_TASK PROMPT_
Find the word "cells" in the listing; pull out each line holding it.

_TASK INPUTS_
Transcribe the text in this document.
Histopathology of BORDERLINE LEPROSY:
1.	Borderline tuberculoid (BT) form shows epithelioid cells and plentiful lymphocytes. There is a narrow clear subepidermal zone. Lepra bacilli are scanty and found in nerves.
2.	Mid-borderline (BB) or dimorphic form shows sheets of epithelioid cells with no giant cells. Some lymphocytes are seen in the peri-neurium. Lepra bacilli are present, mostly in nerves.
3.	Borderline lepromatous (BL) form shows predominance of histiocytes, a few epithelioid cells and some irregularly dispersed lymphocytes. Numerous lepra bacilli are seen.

_RESULT_
1.	Borderline tuberculoid (BT) form shows epithelioid cells and plentiful lymphocytes. There is a narrow clear subepidermal zone. Lepra bacilli are scanty and found in nerves.
2.	Mid-borderline (BB) or dimorphic form shows sheets of epithelioid cells with no giant cells. Some lymphocytes are seen in the peri-neurium. Lepra bacilli are present, mostly in nerves.
3.	Borderline lepromatous (BL) form shows predominance of histiocytes, a few epithelioid cells and some irregularly dispersed lymphocytes. Numerous lepra bacilli are seen.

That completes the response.